(Items from a dataset)
==============================

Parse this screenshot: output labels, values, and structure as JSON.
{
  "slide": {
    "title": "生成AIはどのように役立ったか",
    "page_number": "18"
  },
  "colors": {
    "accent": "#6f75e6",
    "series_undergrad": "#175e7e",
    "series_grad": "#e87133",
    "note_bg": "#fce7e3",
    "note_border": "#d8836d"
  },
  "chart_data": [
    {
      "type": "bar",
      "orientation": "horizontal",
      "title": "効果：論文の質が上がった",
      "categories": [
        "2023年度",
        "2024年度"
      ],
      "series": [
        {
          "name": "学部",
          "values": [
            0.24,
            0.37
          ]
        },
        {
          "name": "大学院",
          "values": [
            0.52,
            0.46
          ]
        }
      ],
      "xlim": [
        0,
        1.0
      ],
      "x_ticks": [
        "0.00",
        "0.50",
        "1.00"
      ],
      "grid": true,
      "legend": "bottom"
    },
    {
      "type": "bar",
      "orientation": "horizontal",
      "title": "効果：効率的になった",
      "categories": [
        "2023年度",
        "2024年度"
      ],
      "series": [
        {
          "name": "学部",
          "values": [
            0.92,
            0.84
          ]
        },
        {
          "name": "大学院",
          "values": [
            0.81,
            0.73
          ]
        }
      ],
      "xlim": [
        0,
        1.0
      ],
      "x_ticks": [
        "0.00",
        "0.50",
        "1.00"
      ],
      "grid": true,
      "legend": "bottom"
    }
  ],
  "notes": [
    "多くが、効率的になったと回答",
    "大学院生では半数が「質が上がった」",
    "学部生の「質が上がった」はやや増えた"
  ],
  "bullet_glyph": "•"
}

==============================

## TASK TO CARRY OUT:
Return all of the above records exactly, leaving no line out.

## COMPLETED TASK:
Parse this screenshot: output labels, values, and structure as JSON.
{
  "slide": {
    "title": "生成AIはどのように役立ったか",
    "page_number": "18"
  },
  "colors": {
    "accent": "#6f75e6",
    "series_undergrad": "#175e7e",
    "series_grad": "#e87133",
    "note_bg": "#fce7e3",
    "note_border": "#d8836d"
  },
  "chart_data": [
    {
      "type": "bar",
      "orientation": "horizontal",
      "title": "効果：論文の質が上がった",
      "categories": [
        "2023年度",
        "2024年度"
      ],
      "series": [
        {
          "name": "学部",
          "values": [
            0.24,
            0.37
          ]
        },
        {
          "name": "大学院",
          "values": [
            0.52,
            0.46
          ]
        }
      ],
      "xlim": [
        0,
        1.0
      ],
      "x_ticks": [
        "0.00",
        "0.50",
        "1.00"
      ],
      "grid": true,
      "legend": "bottom"
    },
    {
      "type": "bar",
      "orientation": "horizontal",
      "title": "効果：効率的になった",
      "categories": [
        "2023年度",
        "2024年度"
      ],
      "series": [
        {
          "name": "学部",
          "values": [
            0.92,
            0.84
          ]
        },
        {
          "name": "大学院",
          "values": [
            0.81,
            0.73
          ]
        }
      ],
      "xlim": [
        0,
        1.0
      ],
      "x_ticks": [
        "0.00",
        "0.50",
        "1.00"
      ],
      "grid": true,
      "legend": "bottom"
    }
  ],
  "notes": [
    "多くが、効率的になったと回答",
    "大学院生では半数が「質が上がった」",
    "学部生の「質が上がった」はやや増えた"
  ],
  "bullet_glyph": "•"
}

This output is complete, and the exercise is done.